(Excerpt from a dataset)
- - - - - - -

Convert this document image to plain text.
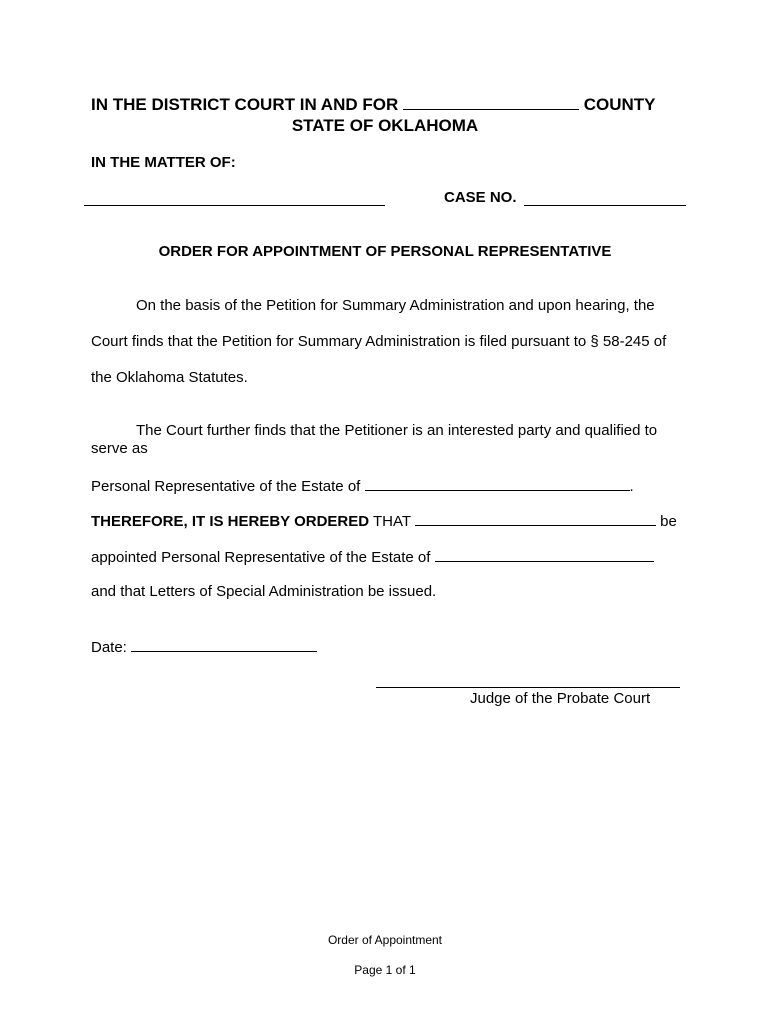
IN THE DISTRICT COURT IN AND FOR	COUNTY
STATE OF OKLAHOMA
IN THE MATTER OF:
CASE NO.
ORDER FOR APPOINTMENT OF PERSONAL REPRESENTATIVE
On the basis of the Petition for Summary Administration and upon hearing, the
Court finds that the Petition for Summary Administration is filed pursuant to § 58-245 of
the Oklahoma Statutes.
The Court further finds that the Petitioner is an interested party and qualified to
serve as
Personal Representative of the Estate of	.
THEREFORE, IT IS HEREBY ORDERED THAT	be
appointed Personal Representative of the Estate of
and that Letters of Special Administration be issued.
Date:
Judge of the Probate Court
Order of Appointment
Page 1 of 1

- - - - - - -

From the data, list each line in which the string "Summary" appears.

- [WRITTEN REPLY]:
On the basis of the Petition for Summary Administration and upon hearing, the
Court finds that the Petition for Summary Administration is filed pursuant to § 58-245 of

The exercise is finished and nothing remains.